■ PROVIDED DATA

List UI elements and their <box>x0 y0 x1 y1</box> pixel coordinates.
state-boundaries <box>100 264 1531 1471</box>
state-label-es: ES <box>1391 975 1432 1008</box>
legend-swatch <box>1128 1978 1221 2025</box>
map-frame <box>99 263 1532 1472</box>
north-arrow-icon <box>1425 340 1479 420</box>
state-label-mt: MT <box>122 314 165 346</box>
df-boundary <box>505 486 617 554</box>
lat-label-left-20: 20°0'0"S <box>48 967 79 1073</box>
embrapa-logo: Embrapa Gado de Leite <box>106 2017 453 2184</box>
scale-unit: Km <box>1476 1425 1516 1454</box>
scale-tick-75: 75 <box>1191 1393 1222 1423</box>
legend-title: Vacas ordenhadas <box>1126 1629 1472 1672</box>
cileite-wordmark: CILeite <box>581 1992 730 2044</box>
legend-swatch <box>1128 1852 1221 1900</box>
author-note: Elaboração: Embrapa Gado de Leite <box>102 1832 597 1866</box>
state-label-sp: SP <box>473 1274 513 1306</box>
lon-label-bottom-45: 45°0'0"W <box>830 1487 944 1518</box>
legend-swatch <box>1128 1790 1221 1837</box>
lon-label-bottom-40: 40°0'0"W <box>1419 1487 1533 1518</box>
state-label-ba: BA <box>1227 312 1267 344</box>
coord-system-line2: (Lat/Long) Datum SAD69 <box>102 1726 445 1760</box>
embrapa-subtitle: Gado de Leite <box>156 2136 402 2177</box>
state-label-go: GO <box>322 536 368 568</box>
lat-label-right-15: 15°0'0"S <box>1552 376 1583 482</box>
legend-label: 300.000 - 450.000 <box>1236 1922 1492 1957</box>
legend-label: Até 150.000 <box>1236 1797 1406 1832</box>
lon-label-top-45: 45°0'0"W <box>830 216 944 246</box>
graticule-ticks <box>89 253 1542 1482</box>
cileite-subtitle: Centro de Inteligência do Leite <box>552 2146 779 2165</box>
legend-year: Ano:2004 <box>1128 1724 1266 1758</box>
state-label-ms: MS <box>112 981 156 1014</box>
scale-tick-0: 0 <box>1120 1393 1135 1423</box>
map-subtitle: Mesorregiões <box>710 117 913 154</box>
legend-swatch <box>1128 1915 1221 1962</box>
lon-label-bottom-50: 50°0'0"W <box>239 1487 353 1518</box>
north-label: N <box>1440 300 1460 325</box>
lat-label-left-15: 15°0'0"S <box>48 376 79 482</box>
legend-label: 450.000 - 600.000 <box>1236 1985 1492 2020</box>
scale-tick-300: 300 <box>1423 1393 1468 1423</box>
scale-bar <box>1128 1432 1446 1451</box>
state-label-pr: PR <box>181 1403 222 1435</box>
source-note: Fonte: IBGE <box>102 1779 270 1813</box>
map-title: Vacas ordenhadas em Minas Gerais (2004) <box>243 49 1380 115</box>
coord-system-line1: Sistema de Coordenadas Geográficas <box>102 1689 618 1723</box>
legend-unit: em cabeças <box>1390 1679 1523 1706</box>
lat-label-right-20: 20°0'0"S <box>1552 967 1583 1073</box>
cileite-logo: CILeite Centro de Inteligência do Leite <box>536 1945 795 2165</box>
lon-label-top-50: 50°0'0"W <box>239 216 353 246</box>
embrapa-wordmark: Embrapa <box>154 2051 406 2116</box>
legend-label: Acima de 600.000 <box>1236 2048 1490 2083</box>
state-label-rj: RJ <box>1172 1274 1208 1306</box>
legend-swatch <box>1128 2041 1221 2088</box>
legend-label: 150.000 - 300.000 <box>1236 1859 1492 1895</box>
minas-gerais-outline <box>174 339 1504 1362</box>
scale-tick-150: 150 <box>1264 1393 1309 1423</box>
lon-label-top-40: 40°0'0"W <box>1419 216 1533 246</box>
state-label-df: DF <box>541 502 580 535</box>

■ DIRECTIONS FOR THIS TASK
Copy out every one of the lines above word for word, keeping each one unchanged.

■ ANSWER TO THE PROBLEM
List UI elements and their <box>x0 y0 x1 y1</box> pixel coordinates.
state-boundaries <box>100 264 1531 1471</box>
state-label-es: ES <box>1391 975 1432 1008</box>
legend-swatch <box>1128 1978 1221 2025</box>
map-frame <box>99 263 1532 1472</box>
north-arrow-icon <box>1425 340 1479 420</box>
state-label-mt: MT <box>122 314 165 346</box>
df-boundary <box>505 486 617 554</box>
lat-label-left-20: 20°0'0"S <box>48 967 79 1073</box>
embrapa-logo: Embrapa Gado de Leite <box>106 2017 453 2184</box>
scale-unit: Km <box>1476 1425 1516 1454</box>
scale-tick-75: 75 <box>1191 1393 1222 1423</box>
legend-title: Vacas ordenhadas <box>1126 1629 1472 1672</box>
cileite-wordmark: CILeite <box>581 1992 730 2044</box>
legend-swatch <box>1128 1852 1221 1900</box>
author-note: Elaboração: Embrapa Gado de Leite <box>102 1832 597 1866</box>
state-label-sp: SP <box>473 1274 513 1306</box>
lon-label-bottom-45: 45°0'0"W <box>830 1487 944 1518</box>
legend-swatch <box>1128 1790 1221 1837</box>
lon-label-bottom-40: 40°0'0"W <box>1419 1487 1533 1518</box>
state-label-ba: BA <box>1227 312 1267 344</box>
coord-system-line2: (Lat/Long) Datum SAD69 <box>102 1726 445 1760</box>
embrapa-subtitle: Gado de Leite <box>156 2136 402 2177</box>
state-label-go: GO <box>322 536 368 568</box>
lat-label-right-15: 15°0'0"S <box>1552 376 1583 482</box>
legend-label: 300.000 - 450.000 <box>1236 1922 1492 1957</box>
legend-label: Até 150.000 <box>1236 1797 1406 1832</box>
lon-label-top-45: 45°0'0"W <box>830 216 944 246</box>
graticule-ticks <box>89 253 1542 1482</box>
cileite-subtitle: Centro de Inteligência do Leite <box>552 2146 779 2165</box>
legend-year: Ano:2004 <box>1128 1724 1266 1758</box>
state-label-ms: MS <box>112 981 156 1014</box>
scale-tick-0: 0 <box>1120 1393 1135 1423</box>
map-subtitle: Mesorregiões <box>710 117 913 154</box>
legend-swatch <box>1128 1915 1221 1962</box>
lon-label-bottom-50: 50°0'0"W <box>239 1487 353 1518</box>
north-label: N <box>1440 300 1460 325</box>
lat-label-left-15: 15°0'0"S <box>48 376 79 482</box>
legend-label: 450.000 - 600.000 <box>1236 1985 1492 2020</box>
scale-tick-300: 300 <box>1423 1393 1468 1423</box>
scale-bar <box>1128 1432 1446 1451</box>
state-label-pr: PR <box>181 1403 222 1435</box>
source-note: Fonte: IBGE <box>102 1779 270 1813</box>
map-title: Vacas ordenhadas em Minas Gerais (2004) <box>243 49 1380 115</box>
coord-system-line1: Sistema de Coordenadas Geográficas <box>102 1689 618 1723</box>
legend-unit: em cabeças <box>1390 1679 1523 1706</box>
lat-label-right-20: 20°0'0"S <box>1552 967 1583 1073</box>
cileite-logo: CILeite Centro de Inteligência do Leite <box>536 1945 795 2165</box>
lon-label-top-50: 50°0'0"W <box>239 216 353 246</box>
embrapa-wordmark: Embrapa <box>154 2051 406 2116</box>
legend-label: Acima de 600.000 <box>1236 2048 1490 2083</box>
state-label-rj: RJ <box>1172 1274 1208 1306</box>
legend-swatch <box>1128 2041 1221 2088</box>
legend-label: 150.000 - 300.000 <box>1236 1859 1492 1895</box>
minas-gerais-outline <box>174 339 1504 1362</box>
scale-tick-150: 150 <box>1264 1393 1309 1423</box>
lon-label-top-40: 40°0'0"W <box>1419 216 1533 246</box>
state-label-df: DF <box>541 502 580 535</box>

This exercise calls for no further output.